WHAT YOU WILL DO »
Images do not belong in the copy. Retype all the entries below exactly.

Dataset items
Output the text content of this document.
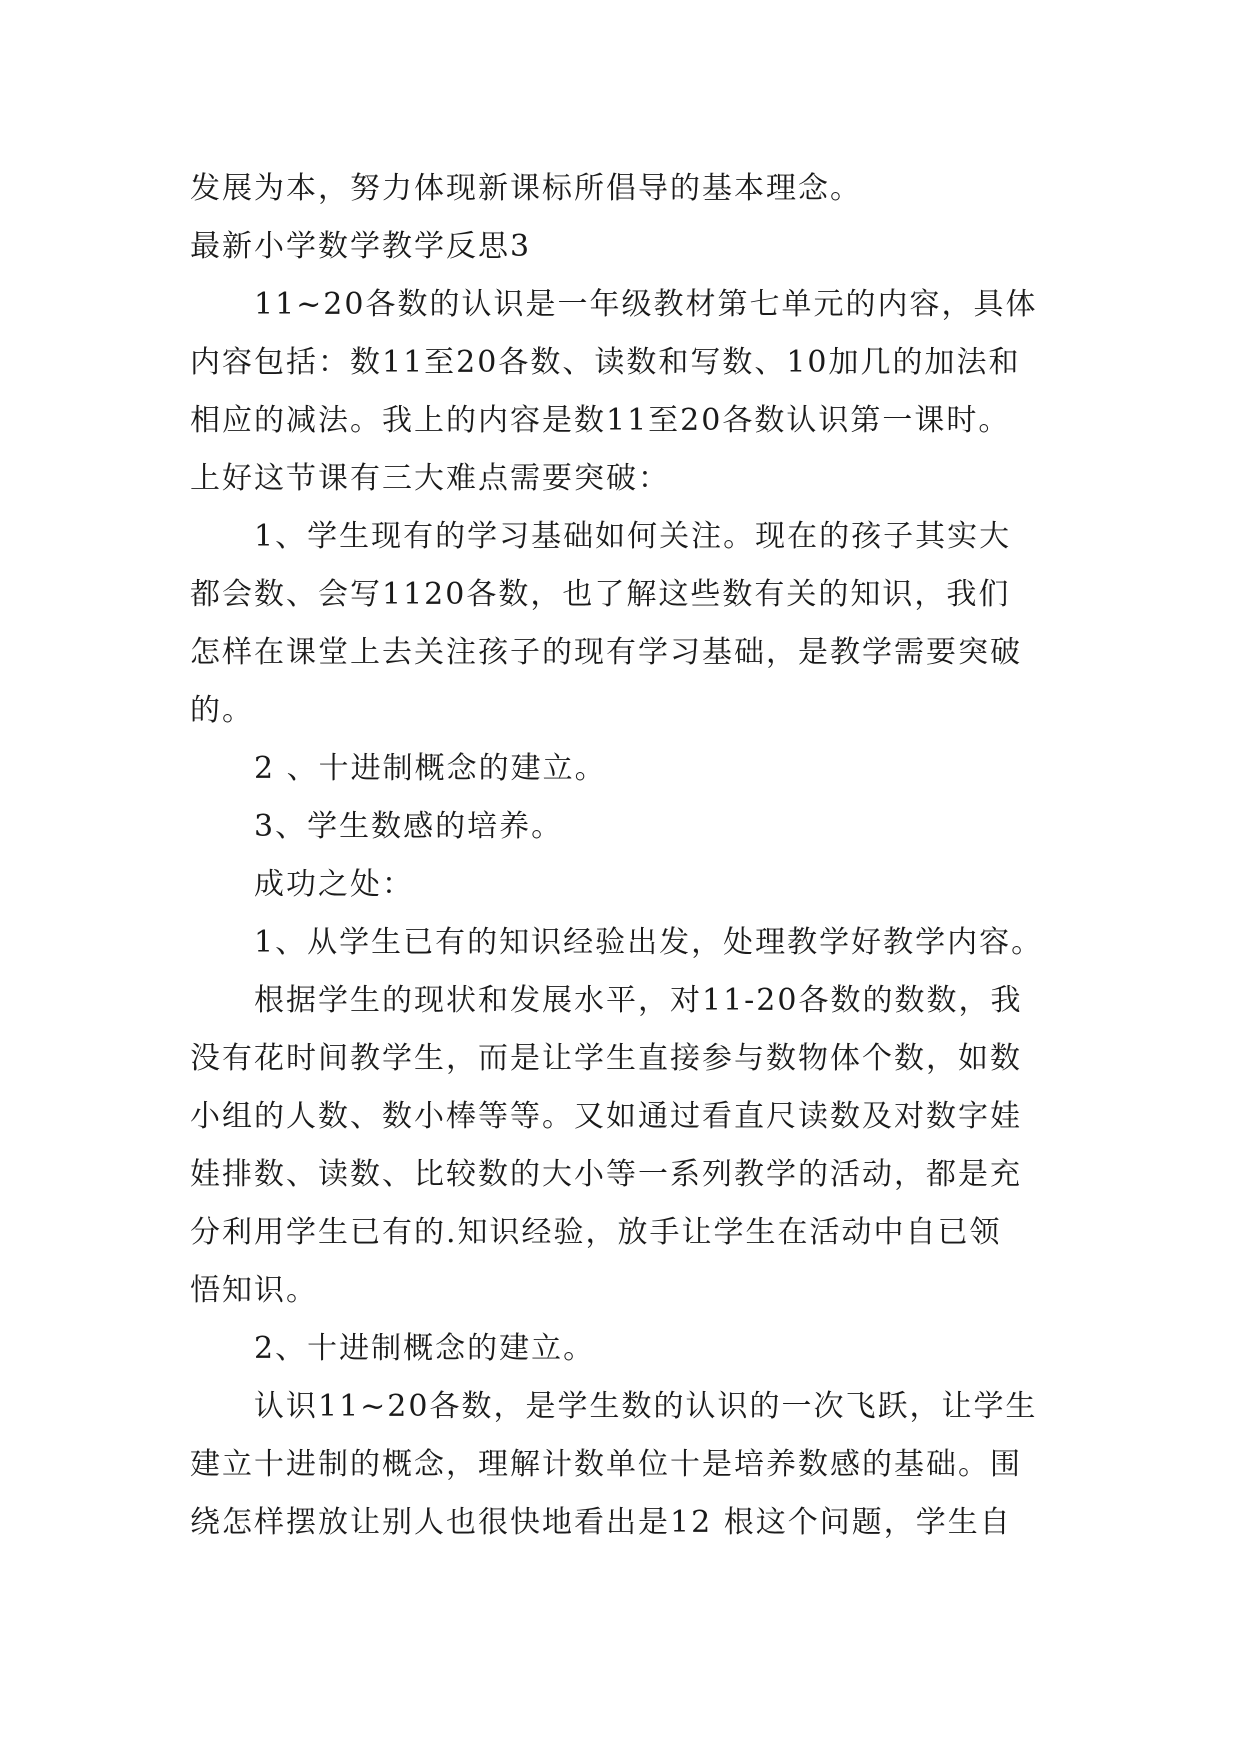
发展为本，努力体现新课标所倡导的基本理念。
最新小学数学教学反思3
11~20各数的认识是一年级教材第七单元的内容，具体
内容包括：数11至20各数、读数和写数、10加几的加法和
相应的减法。我上的内容是数11至20各数认识第一课时。
上好这节课有三大难点需要突破：
1、学生现有的学习基础如何关注。现在的孩子其实大
都会数、会写1120各数，也了解这些数有关的知识，我们
怎样在课堂上去关注孩子的现有学习基础，是教学需要突破
的。
2 、十进制概念的建立。
3、学生数感的培养。
成功之处：
1、从学生已有的知识经验出发，处理教学好教学内容。
根据学生的现状和发展水平，对11-20各数的数数，我
没有花时间教学生，而是让学生直接参与数物体个数，如数
小组的人数、数小棒等等。又如通过看直尺读数及对数字娃
娃排数、读数、比较数的大小等一系列教学的活动，都是充
分利用学生已有的.知识经验，放手让学生在活动中自已领
悟知识。
2、十进制概念的建立。
认识11~20各数，是学生数的认识的一次飞跃，让学生
建立十进制的概念，理解计数单位十是培养数感的基础。围
绕怎样摆放让别人也很快地看出是12 根这个问题，学生自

REPLY »
Output the text content of this document.
发展为本，努力体现新课标所倡导的基本理念。
最新小学数学教学反思3
11~20各数的认识是一年级教材第七单元的内容，具体
内容包括：数11至20各数、读数和写数、10加几的加法和
相应的减法。我上的内容是数11至20各数认识第一课时。
上好这节课有三大难点需要突破：
1、学生现有的学习基础如何关注。现在的孩子其实大
都会数、会写1120各数，也了解这些数有关的知识，我们
怎样在课堂上去关注孩子的现有学习基础，是教学需要突破
的。
2 、十进制概念的建立。
3、学生数感的培养。
成功之处：
1、从学生已有的知识经验出发，处理教学好教学内容。
根据学生的现状和发展水平，对11-20各数的数数，我
没有花时间教学生，而是让学生直接参与数物体个数，如数
小组的人数、数小棒等等。又如通过看直尺读数及对数字娃
娃排数、读数、比较数的大小等一系列教学的活动，都是充
分利用学生已有的.知识经验，放手让学生在活动中自已领
悟知识。
2、十进制概念的建立。
认识11~20各数，是学生数的认识的一次飞跃，让学生
建立十进制的概念，理解计数单位十是培养数感的基础。围
绕怎样摆放让别人也很快地看出是12 根这个问题，学生自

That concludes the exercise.